→ **Your goal**: Set down the material below word for word, excluding the pictures.

==*==

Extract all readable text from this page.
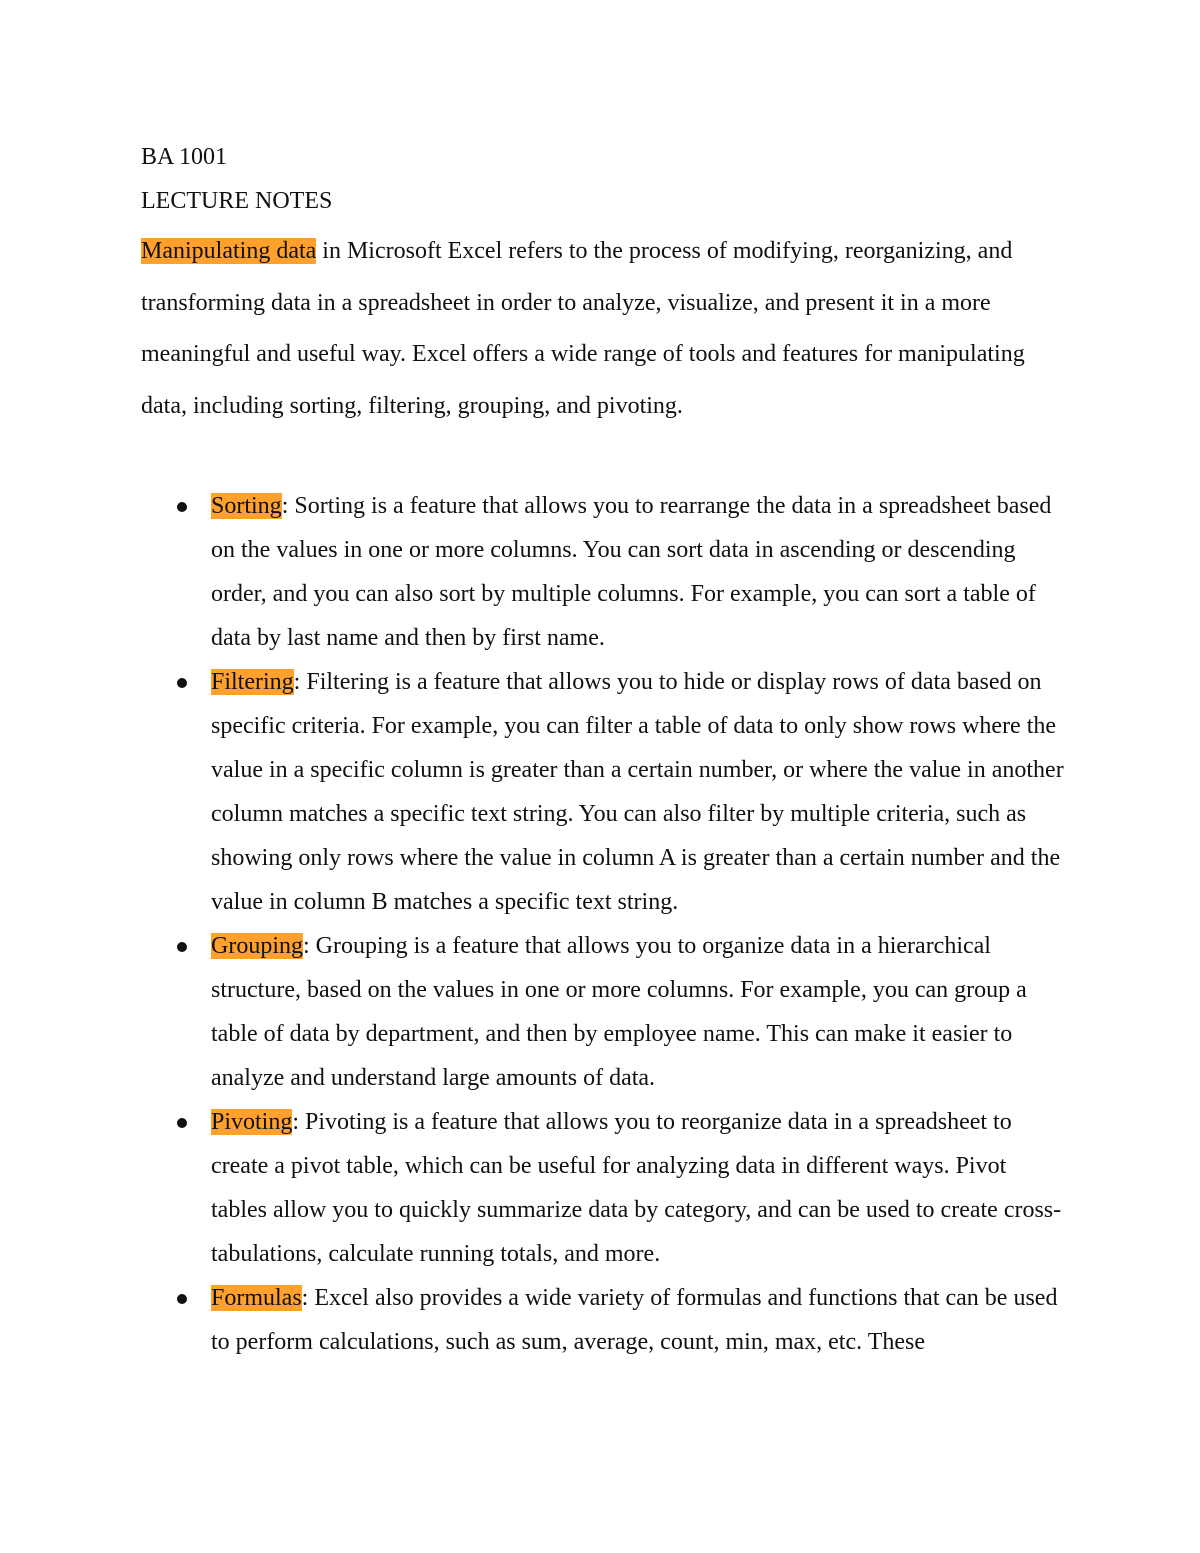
BA 1001
LECTURE NOTES

Manipulating data in Microsoft Excel refers to the process of modifying, reorganizing, and transforming data in a spreadsheet in order to analyze, visualize, and present it in a more meaningful and useful way. Excel offers a wide range of tools and features for manipulating data, including sorting, filtering, grouping, and pivoting.

Sorting: Sorting is a feature that allows you to rearrange the data in a spreadsheet based on the values in one or more columns. You can sort data in ascending or descending order, and you can also sort by multiple columns. For example, you can sort a table of data by last name and then by first name.
Filtering: Filtering is a feature that allows you to hide or display rows of data based on specific criteria. For example, you can filter a table of data to only show rows where the value in a specific column is greater than a certain number, or where the value in another column matches a specific text string. You can also filter by multiple criteria, such as showing only rows where the value in column A is greater than a certain number and the value in column B matches a specific text string.
Grouping: Grouping is a feature that allows you to organize data in a hierarchical structure, based on the values in one or more columns. For example, you can group a table of data by department, and then by employee name. This can make it easier to analyze and understand large amounts of data.
Pivoting: Pivoting is a feature that allows you to reorganize data in a spreadsheet to create a pivot table, which can be useful for analyzing data in different ways. Pivot tables allow you to quickly summarize data by category, and can be used to create cross-tabulations, calculate running totals, and more.
Formulas: Excel also provides a wide variety of formulas and functions that can be used to perform calculations, such as sum, average, count, min, max, etc. These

==*==

→ **The answer**:
Extract all readable text from this page.
BA 1001
LECTURE NOTES

Manipulating data in Microsoft Excel refers to the process of modifying, reorganizing, and transforming data in a spreadsheet in order to analyze, visualize, and present it in a more meaningful and useful way. Excel offers a wide range of tools and features for manipulating data, including sorting, filtering, grouping, and pivoting.

Sorting: Sorting is a feature that allows you to rearrange the data in a spreadsheet based on the values in one or more columns. You can sort data in ascending or descending order, and you can also sort by multiple columns. For example, you can sort a table of data by last name and then by first name.
Filtering: Filtering is a feature that allows you to hide or display rows of data based on specific criteria. For example, you can filter a table of data to only show rows where the value in a specific column is greater than a certain number, or where the value in another column matches a specific text string. You can also filter by multiple criteria, such as showing only rows where the value in column A is greater than a certain number and the value in column B matches a specific text string.
Grouping: Grouping is a feature that allows you to organize data in a hierarchical structure, based on the values in one or more columns. For example, you can group a table of data by department, and then by employee name. This can make it easier to analyze and understand large amounts of data.
Pivoting: Pivoting is a feature that allows you to reorganize data in a spreadsheet to create a pivot table, which can be useful for analyzing data in different ways. Pivot tables allow you to quickly summarize data by category, and can be used to create cross-tabulations, calculate running totals, and more.
Formulas: Excel also provides a wide variety of formulas and functions that can be used to perform calculations, such as sum, average, count, min, max, etc. These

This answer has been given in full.